◆ **TASK DESCRIPTION**
Find every line in the records below that holds the word "name", and copy each one.

◆ **DATA PROVIDED**
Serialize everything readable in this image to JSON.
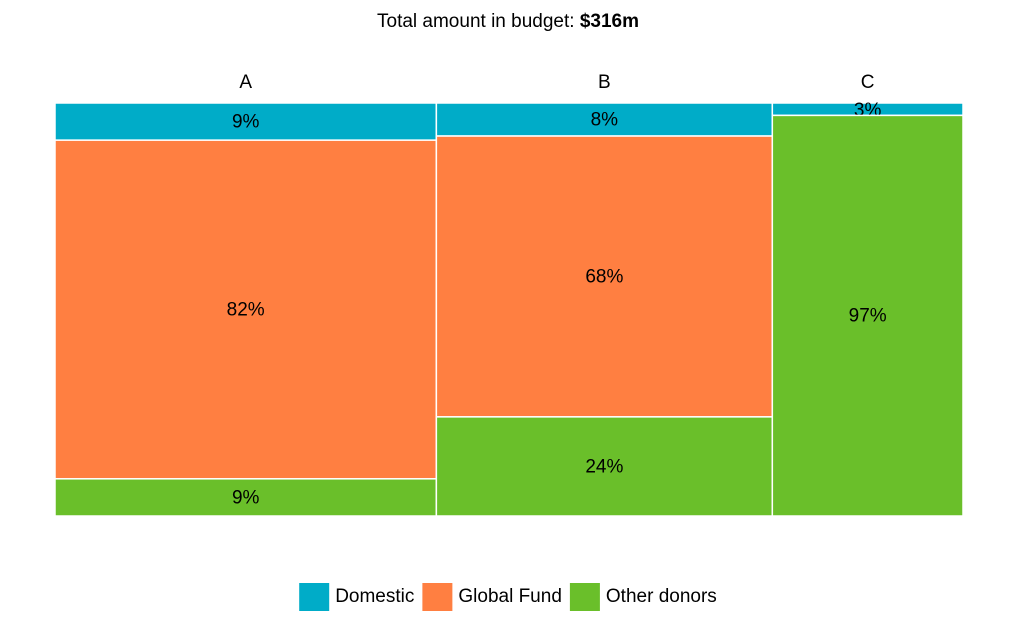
{
  "chart_data": {
    "type": "mekko",
    "title": "Total amount in budget:",
    "total": "$316m",
    "categories": [
      "A",
      "B",
      "C"
    ],
    "widths": [
      42,
      37,
      21
    ],
    "series": [
      {
        "name": "Domestic",
        "color": "#00acc8",
        "values": [
          9,
          8,
          3
        ],
        "value_labels": [
          "9%",
          "8%",
          "3%"
        ]
      },
      {
        "name": "Global Fund",
        "color": "#ff7f41",
        "values": [
          82,
          68,
          0
        ],
        "value_labels": [
          "82%",
          "68%",
          null
        ]
      },
      {
        "name": "Other donors",
        "color": "#6abf2a",
        "values": [
          9,
          24,
          97
        ],
        "value_labels": [
          "9%",
          "24%",
          "97%"
        ]
      }
    ],
    "legend": "bottom"
  }
}
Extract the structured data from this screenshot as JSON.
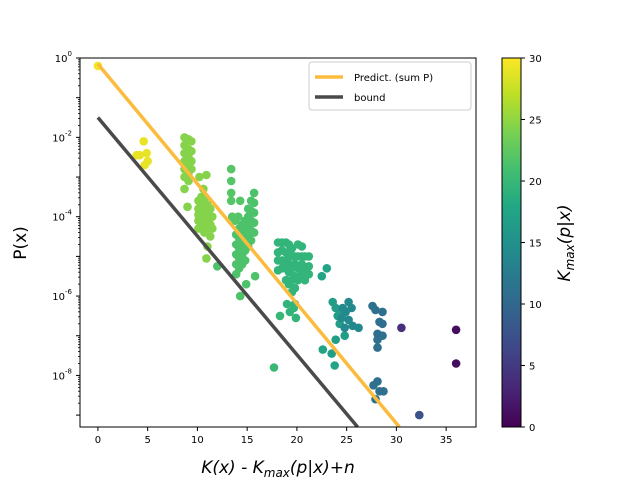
{
  "chart_data": {
    "type": "scatter",
    "title": "",
    "xlabel": "K(x) - K_max(p|x)+n",
    "ylabel": "P(x)",
    "yscale": "log",
    "xlim": [
      -1.8,
      38
    ],
    "ylim_log10": [
      -9.3,
      0
    ],
    "xticks": [
      0,
      5,
      10,
      15,
      20,
      25,
      30,
      35
    ],
    "yticks_log10": [
      0,
      -2,
      -4,
      -6,
      -8
    ],
    "legend": {
      "position": "top-right",
      "entries": [
        {
          "label": "Predict. (sum P)",
          "color": "#fbbc3d"
        },
        {
          "label": "bound",
          "color": "#4a4a4a"
        }
      ]
    },
    "colorbar": {
      "label": "K_max(p|x)",
      "range": [
        0,
        30
      ],
      "ticks": [
        0,
        5,
        10,
        15,
        20,
        25,
        30
      ],
      "colormap": "viridis"
    },
    "lines": [
      {
        "name": "Predict. (sum P)",
        "x": [
          0,
          30.3
        ],
        "log10_y": [
          -0.15,
          -9.3
        ]
      },
      {
        "name": "bound",
        "x": [
          0,
          26.1
        ],
        "log10_y": [
          -1.5,
          -9.3
        ]
      }
    ],
    "series": [
      {
        "name": "points",
        "columns": [
          "x",
          "log10_y",
          "kmax"
        ],
        "points": [
          [
            0,
            -0.2,
            29.5
          ],
          [
            4.2,
            -2.45,
            29
          ],
          [
            4.6,
            -2.1,
            29
          ],
          [
            4.9,
            -2.4,
            29
          ],
          [
            5.0,
            -2.6,
            29
          ],
          [
            4.7,
            -2.7,
            29
          ],
          [
            3.9,
            -2.45,
            29
          ],
          [
            8.7,
            -2.0,
            24.5
          ],
          [
            8.7,
            -2.2,
            24.5
          ],
          [
            8.7,
            -2.4,
            24.5
          ],
          [
            8.7,
            -2.6,
            24.5
          ],
          [
            8.7,
            -2.8,
            24.5
          ],
          [
            8.7,
            -3.0,
            24.5
          ],
          [
            8.7,
            -3.3,
            24.5
          ],
          [
            9.1,
            -2.05,
            24.5
          ],
          [
            9.1,
            -2.3,
            24.5
          ],
          [
            9.1,
            -2.5,
            24.5
          ],
          [
            9.1,
            -2.7,
            24.5
          ],
          [
            9.1,
            -2.9,
            24.5
          ],
          [
            9.1,
            -3.1,
            24.5
          ],
          [
            9.4,
            -2.1,
            24.5
          ],
          [
            9.4,
            -2.35,
            24.5
          ],
          [
            9.4,
            -2.6,
            24.5
          ],
          [
            9.4,
            -2.8,
            24.5
          ],
          [
            9.0,
            -3.75,
            24.5
          ],
          [
            10.2,
            -3.0,
            24.5
          ],
          [
            10.9,
            -2.95,
            24.5
          ],
          [
            10.6,
            -3.3,
            24.5
          ],
          [
            10.1,
            -3.6,
            24.5
          ],
          [
            10.1,
            -3.8,
            24.5
          ],
          [
            10.1,
            -3.95,
            24.5
          ],
          [
            10.1,
            -4.1,
            24.5
          ],
          [
            10.1,
            -4.3,
            24.5
          ],
          [
            10.4,
            -3.5,
            24.5
          ],
          [
            10.4,
            -3.7,
            24.5
          ],
          [
            10.4,
            -3.9,
            24.5
          ],
          [
            10.4,
            -4.05,
            24.5
          ],
          [
            10.4,
            -4.25,
            24.5
          ],
          [
            10.7,
            -3.6,
            24.5
          ],
          [
            10.7,
            -3.8,
            24.5
          ],
          [
            10.7,
            -4.0,
            24.5
          ],
          [
            10.7,
            -4.2,
            24.5
          ],
          [
            10.7,
            -4.4,
            24.5
          ],
          [
            11.0,
            -3.7,
            24.5
          ],
          [
            11.0,
            -3.9,
            24.5
          ],
          [
            11.0,
            -4.1,
            24.5
          ],
          [
            11.0,
            -4.3,
            24.5
          ],
          [
            11.3,
            -3.8,
            24.5
          ],
          [
            11.3,
            -4.0,
            24.5
          ],
          [
            11.3,
            -4.2,
            24.5
          ],
          [
            11.3,
            -4.5,
            24.5
          ],
          [
            11.5,
            -4.0,
            24.5
          ],
          [
            11.5,
            -4.3,
            24.5
          ],
          [
            11.0,
            -4.75,
            24.5
          ],
          [
            10.9,
            -5.05,
            24.5
          ],
          [
            13.4,
            -2.8,
            22
          ],
          [
            13.4,
            -3.1,
            22
          ],
          [
            13.4,
            -3.4,
            22
          ],
          [
            13.4,
            -3.6,
            22
          ],
          [
            14.3,
            -3.6,
            22
          ],
          [
            13.5,
            -4.0,
            22
          ],
          [
            13.8,
            -4.1,
            22
          ],
          [
            14.1,
            -4.0,
            22
          ],
          [
            13.9,
            -4.45,
            21.5
          ],
          [
            13.9,
            -4.7,
            21.5
          ],
          [
            13.9,
            -4.95,
            21.5
          ],
          [
            13.9,
            -5.2,
            21.5
          ],
          [
            13.9,
            -5.45,
            21.5
          ],
          [
            14.2,
            -4.3,
            21.5
          ],
          [
            14.2,
            -4.55,
            21.5
          ],
          [
            14.2,
            -4.8,
            21.5
          ],
          [
            14.2,
            -5.05,
            21.5
          ],
          [
            14.2,
            -5.3,
            21.5
          ],
          [
            14.5,
            -4.2,
            21.5
          ],
          [
            14.5,
            -4.45,
            21.5
          ],
          [
            14.5,
            -4.7,
            21.5
          ],
          [
            14.5,
            -4.95,
            21.5
          ],
          [
            14.5,
            -5.2,
            21.5
          ],
          [
            14.8,
            -4.1,
            21.5
          ],
          [
            14.8,
            -4.35,
            21.5
          ],
          [
            14.8,
            -4.6,
            21.5
          ],
          [
            14.8,
            -4.85,
            21.5
          ],
          [
            14.8,
            -5.1,
            21.5
          ],
          [
            15.1,
            -3.8,
            21.5
          ],
          [
            15.1,
            -4.0,
            21.5
          ],
          [
            15.1,
            -4.25,
            21.5
          ],
          [
            15.1,
            -4.5,
            21.5
          ],
          [
            15.1,
            -4.75,
            21.5
          ],
          [
            15.4,
            -3.6,
            21.5
          ],
          [
            15.4,
            -3.85,
            21.5
          ],
          [
            15.4,
            -4.1,
            21.5
          ],
          [
            15.4,
            -4.35,
            21.5
          ],
          [
            15.4,
            -4.6,
            21.5
          ],
          [
            15.7,
            -3.4,
            21.5
          ],
          [
            15.7,
            -3.65,
            21.5
          ],
          [
            15.7,
            -3.9,
            21.5
          ],
          [
            15.7,
            -4.15,
            21.5
          ],
          [
            15.7,
            -4.4,
            21.5
          ],
          [
            15.8,
            -5.5,
            21.5
          ],
          [
            14.9,
            -5.7,
            21.5
          ],
          [
            12.0,
            -5.25,
            21.5
          ],
          [
            14.3,
            -6.0,
            21.5
          ],
          [
            17.7,
            -7.8,
            20
          ],
          [
            18.3,
            -6.5,
            20
          ],
          [
            18.1,
            -4.65,
            19.5
          ],
          [
            18.1,
            -4.9,
            19.5
          ],
          [
            18.1,
            -5.1,
            19.5
          ],
          [
            18.1,
            -5.35,
            19.5
          ],
          [
            18.5,
            -4.65,
            19.5
          ],
          [
            18.5,
            -4.85,
            19.5
          ],
          [
            18.5,
            -5.1,
            19.5
          ],
          [
            18.5,
            -5.3,
            19.5
          ],
          [
            18.9,
            -4.65,
            19.5
          ],
          [
            18.9,
            -4.9,
            19.5
          ],
          [
            18.9,
            -5.1,
            19.5
          ],
          [
            18.9,
            -5.3,
            19.5
          ],
          [
            18.9,
            -5.6,
            19.5
          ],
          [
            19.2,
            -4.7,
            19.5
          ],
          [
            19.2,
            -4.9,
            19.5
          ],
          [
            19.2,
            -5.2,
            19.5
          ],
          [
            19.2,
            -5.4,
            19.5
          ],
          [
            19.2,
            -5.7,
            19.5
          ],
          [
            19.5,
            -4.8,
            19.5
          ],
          [
            19.5,
            -5.0,
            19.5
          ],
          [
            19.5,
            -5.3,
            19.5
          ],
          [
            19.5,
            -5.6,
            19.5
          ],
          [
            19.5,
            -5.9,
            19.5
          ],
          [
            19.8,
            -5.0,
            19.5
          ],
          [
            19.8,
            -5.2,
            19.5
          ],
          [
            19.8,
            -5.5,
            19.5
          ],
          [
            19.8,
            -5.8,
            19.5
          ],
          [
            19.8,
            -6.2,
            19.5
          ],
          [
            20.1,
            -4.7,
            19.5
          ],
          [
            20.1,
            -5.0,
            19.5
          ],
          [
            20.1,
            -5.3,
            19.5
          ],
          [
            20.1,
            -5.6,
            19.5
          ],
          [
            20.5,
            -4.75,
            19.5
          ],
          [
            20.5,
            -5.0,
            19.5
          ],
          [
            20.5,
            -5.2,
            19.5
          ],
          [
            20.5,
            -5.45,
            19.5
          ],
          [
            20.8,
            -5.0,
            19.5
          ],
          [
            20.8,
            -5.3,
            19.5
          ],
          [
            20.8,
            -5.6,
            19.5
          ],
          [
            21.2,
            -5.0,
            19.5
          ],
          [
            21.2,
            -5.25,
            19.5
          ],
          [
            21.2,
            -5.45,
            19.5
          ],
          [
            19.0,
            -6.2,
            19.5
          ],
          [
            19.3,
            -6.4,
            19.5
          ],
          [
            19.7,
            -6.3,
            19.5
          ],
          [
            19.9,
            -6.55,
            19.5
          ],
          [
            22.5,
            -5.5,
            17.5
          ],
          [
            23.0,
            -5.3,
            17.5
          ],
          [
            22.6,
            -7.35,
            17.5
          ],
          [
            23.8,
            -7.75,
            17.5
          ],
          [
            23.6,
            -6.15,
            16.5
          ],
          [
            23.9,
            -6.3,
            16.5
          ],
          [
            24.1,
            -6.5,
            16.5
          ],
          [
            24.3,
            -6.7,
            16.5
          ],
          [
            23.9,
            -7.1,
            16.5
          ],
          [
            23.5,
            -7.45,
            16.5
          ],
          [
            24.8,
            -7.0,
            16.5
          ],
          [
            24.3,
            -6.45,
            16.5
          ],
          [
            24.6,
            -6.3,
            14
          ],
          [
            24.9,
            -6.4,
            14
          ],
          [
            25.2,
            -6.6,
            14
          ],
          [
            25.5,
            -6.3,
            14
          ],
          [
            25.2,
            -6.15,
            14
          ],
          [
            24.5,
            -6.55,
            14
          ],
          [
            24.8,
            -6.8,
            14
          ],
          [
            25.6,
            -6.75,
            14
          ],
          [
            26.2,
            -6.8,
            14
          ],
          [
            27.6,
            -6.25,
            11
          ],
          [
            27.9,
            -6.35,
            11
          ],
          [
            28.6,
            -6.4,
            11
          ],
          [
            28.3,
            -6.65,
            11
          ],
          [
            28.6,
            -6.7,
            11
          ],
          [
            28.1,
            -6.95,
            11
          ],
          [
            28.1,
            -7.1,
            11
          ],
          [
            28.1,
            -7.3,
            11
          ],
          [
            28.6,
            -7.0,
            11
          ],
          [
            27.7,
            -8.25,
            11
          ],
          [
            28.3,
            -8.4,
            11
          ],
          [
            28.7,
            -8.4,
            11
          ],
          [
            28.1,
            -8.15,
            11
          ],
          [
            27.9,
            -8.6,
            11
          ],
          [
            30.5,
            -6.8,
            4
          ],
          [
            32.3,
            -9.0,
            7.5
          ],
          [
            36.0,
            -6.85,
            1
          ],
          [
            36.0,
            -7.7,
            1
          ]
        ]
      }
    ]
  }
}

◆ **EXERCISE RESULT**
        "name": "Domestic",
        "name": "Global Fund",
        "name": "Other donors",
        "name": "Predict. (sum P)",
        "name": "bound",
        "name": "points",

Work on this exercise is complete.